§ What you will do
Without altering anything, output the material below.

§ Supplied records
+ + + +
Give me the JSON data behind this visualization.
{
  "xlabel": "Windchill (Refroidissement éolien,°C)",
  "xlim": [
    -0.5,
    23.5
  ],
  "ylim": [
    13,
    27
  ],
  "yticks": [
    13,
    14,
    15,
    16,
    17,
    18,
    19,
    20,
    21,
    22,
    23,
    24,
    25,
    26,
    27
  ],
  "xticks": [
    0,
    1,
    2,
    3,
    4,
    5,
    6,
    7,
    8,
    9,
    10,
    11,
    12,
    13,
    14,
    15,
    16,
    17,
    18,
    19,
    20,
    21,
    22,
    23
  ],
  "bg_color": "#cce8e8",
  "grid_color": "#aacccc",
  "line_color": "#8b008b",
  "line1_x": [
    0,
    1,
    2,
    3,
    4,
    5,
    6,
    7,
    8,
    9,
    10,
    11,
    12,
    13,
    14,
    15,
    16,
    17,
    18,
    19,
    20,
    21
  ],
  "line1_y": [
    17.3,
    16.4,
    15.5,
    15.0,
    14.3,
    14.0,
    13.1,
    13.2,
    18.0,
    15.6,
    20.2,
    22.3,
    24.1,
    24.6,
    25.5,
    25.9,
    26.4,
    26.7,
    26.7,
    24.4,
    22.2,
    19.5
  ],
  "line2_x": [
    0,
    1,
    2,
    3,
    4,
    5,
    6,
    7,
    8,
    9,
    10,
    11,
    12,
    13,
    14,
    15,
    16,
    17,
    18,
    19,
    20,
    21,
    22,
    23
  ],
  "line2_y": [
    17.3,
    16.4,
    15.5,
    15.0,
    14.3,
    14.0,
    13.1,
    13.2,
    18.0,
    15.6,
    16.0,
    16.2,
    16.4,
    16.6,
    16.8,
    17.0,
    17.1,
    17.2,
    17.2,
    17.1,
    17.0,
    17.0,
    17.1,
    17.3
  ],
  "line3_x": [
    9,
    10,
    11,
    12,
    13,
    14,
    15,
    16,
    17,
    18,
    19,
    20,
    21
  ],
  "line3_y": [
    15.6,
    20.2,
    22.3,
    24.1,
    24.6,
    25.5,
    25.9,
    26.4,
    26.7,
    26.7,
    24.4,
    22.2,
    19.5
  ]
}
+ + + +
§ Final result
Give me the JSON data behind this visualization.
{
  "xlabel": "Windchill (Refroidissement éolien,°C)",
  "xlim": [
    -0.5,
    23.5
  ],
  "ylim": [
    13,
    27
  ],
  "yticks": [
    13,
    14,
    15,
    16,
    17,
    18,
    19,
    20,
    21,
    22,
    23,
    24,
    25,
    26,
    27
  ],
  "xticks": [
    0,
    1,
    2,
    3,
    4,
    5,
    6,
    7,
    8,
    9,
    10,
    11,
    12,
    13,
    14,
    15,
    16,
    17,
    18,
    19,
    20,
    21,
    22,
    23
  ],
  "bg_color": "#cce8e8",
  "grid_color": "#aacccc",
  "line_color": "#8b008b",
  "line1_x": [
    0,
    1,
    2,
    3,
    4,
    5,
    6,
    7,
    8,
    9,
    10,
    11,
    12,
    13,
    14,
    15,
    16,
    17,
    18,
    19,
    20,
    21
  ],
  "line1_y": [
    17.3,
    16.4,
    15.5,
    15.0,
    14.3,
    14.0,
    13.1,
    13.2,
    18.0,
    15.6,
    20.2,
    22.3,
    24.1,
    24.6,
    25.5,
    25.9,
    26.4,
    26.7,
    26.7,
    24.4,
    22.2,
    19.5
  ],
  "line2_x": [
    0,
    1,
    2,
    3,
    4,
    5,
    6,
    7,
    8,
    9,
    10,
    11,
    12,
    13,
    14,
    15,
    16,
    17,
    18,
    19,
    20,
    21,
    22,
    23
  ],
  "line2_y": [
    17.3,
    16.4,
    15.5,
    15.0,
    14.3,
    14.0,
    13.1,
    13.2,
    18.0,
    15.6,
    16.0,
    16.2,
    16.4,
    16.6,
    16.8,
    17.0,
    17.1,
    17.2,
    17.2,
    17.1,
    17.0,
    17.0,
    17.1,
    17.3
  ],
  "line3_x": [
    9,
    10,
    11,
    12,
    13,
    14,
    15,
    16,
    17,
    18,
    19,
    20,
    21
  ],
  "line3_y": [
    15.6,
    20.2,
    22.3,
    24.1,
    24.6,
    25.5,
    25.9,
    26.4,
    26.7,
    26.7,
    24.4,
    22.2,
    19.5
  ]
}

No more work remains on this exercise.